- What is expected: Gather all lines in the records below that include the word "brand".

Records
# # # #
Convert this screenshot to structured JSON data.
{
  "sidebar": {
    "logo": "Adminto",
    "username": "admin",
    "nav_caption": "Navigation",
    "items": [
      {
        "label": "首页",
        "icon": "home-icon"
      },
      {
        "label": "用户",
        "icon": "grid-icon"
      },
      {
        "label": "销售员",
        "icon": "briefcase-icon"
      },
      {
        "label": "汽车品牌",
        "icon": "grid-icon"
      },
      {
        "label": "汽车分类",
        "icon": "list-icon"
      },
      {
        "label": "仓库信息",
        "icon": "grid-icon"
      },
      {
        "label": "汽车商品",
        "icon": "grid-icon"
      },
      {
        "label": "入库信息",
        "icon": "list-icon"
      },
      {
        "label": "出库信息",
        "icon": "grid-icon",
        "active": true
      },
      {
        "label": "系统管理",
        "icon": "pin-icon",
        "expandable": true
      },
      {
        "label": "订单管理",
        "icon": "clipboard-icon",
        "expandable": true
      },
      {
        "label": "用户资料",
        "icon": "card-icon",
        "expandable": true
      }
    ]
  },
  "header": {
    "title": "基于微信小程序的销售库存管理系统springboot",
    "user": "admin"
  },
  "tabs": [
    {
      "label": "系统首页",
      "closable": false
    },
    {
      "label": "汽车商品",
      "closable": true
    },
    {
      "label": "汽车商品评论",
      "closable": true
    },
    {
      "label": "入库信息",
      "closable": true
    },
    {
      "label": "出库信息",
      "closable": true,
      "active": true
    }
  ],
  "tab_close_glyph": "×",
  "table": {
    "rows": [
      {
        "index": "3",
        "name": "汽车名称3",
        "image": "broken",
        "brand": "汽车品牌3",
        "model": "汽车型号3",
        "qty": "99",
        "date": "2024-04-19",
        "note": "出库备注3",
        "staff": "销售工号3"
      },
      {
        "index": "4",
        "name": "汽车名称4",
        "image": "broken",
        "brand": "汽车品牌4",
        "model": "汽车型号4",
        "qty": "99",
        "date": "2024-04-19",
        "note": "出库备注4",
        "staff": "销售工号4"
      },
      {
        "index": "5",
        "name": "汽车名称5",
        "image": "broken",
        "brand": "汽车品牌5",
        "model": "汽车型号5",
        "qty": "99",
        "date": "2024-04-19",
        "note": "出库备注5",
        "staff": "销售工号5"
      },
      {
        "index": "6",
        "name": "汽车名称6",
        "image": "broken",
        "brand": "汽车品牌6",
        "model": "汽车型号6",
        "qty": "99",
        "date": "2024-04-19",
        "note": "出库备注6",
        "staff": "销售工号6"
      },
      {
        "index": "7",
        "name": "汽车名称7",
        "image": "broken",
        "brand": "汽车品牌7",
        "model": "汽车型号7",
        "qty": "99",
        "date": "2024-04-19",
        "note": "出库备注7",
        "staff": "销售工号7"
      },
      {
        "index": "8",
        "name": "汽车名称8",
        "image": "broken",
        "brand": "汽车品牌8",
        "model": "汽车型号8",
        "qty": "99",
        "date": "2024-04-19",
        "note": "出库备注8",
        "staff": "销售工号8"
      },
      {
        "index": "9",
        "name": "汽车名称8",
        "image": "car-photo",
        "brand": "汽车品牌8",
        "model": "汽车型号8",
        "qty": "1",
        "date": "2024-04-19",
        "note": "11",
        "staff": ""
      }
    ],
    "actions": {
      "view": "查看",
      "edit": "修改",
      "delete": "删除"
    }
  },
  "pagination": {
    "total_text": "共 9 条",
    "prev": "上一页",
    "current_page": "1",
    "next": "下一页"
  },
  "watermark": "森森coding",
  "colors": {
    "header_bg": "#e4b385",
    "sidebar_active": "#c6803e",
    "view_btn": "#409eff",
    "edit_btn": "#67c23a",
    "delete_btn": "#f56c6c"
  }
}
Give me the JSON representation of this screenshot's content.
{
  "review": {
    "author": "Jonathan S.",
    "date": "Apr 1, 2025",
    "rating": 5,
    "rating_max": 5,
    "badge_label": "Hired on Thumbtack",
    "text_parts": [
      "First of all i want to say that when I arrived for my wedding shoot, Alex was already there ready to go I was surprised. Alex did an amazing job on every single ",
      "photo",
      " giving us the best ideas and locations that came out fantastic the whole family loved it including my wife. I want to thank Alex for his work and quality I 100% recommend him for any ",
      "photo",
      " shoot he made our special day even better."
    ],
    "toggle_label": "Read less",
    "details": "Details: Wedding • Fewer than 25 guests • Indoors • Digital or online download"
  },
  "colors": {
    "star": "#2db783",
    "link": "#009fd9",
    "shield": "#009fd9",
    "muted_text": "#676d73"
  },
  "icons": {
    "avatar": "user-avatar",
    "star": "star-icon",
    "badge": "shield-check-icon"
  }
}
# # # #
- The answer:
        "brand": "汽车品牌3",
        "brand": "汽车品牌4",
        "brand": "汽车品牌5",
        "brand": "汽车品牌6",
        "brand": "汽车品牌7",
        "brand": "汽车品牌8",
        "brand": "汽车品牌8",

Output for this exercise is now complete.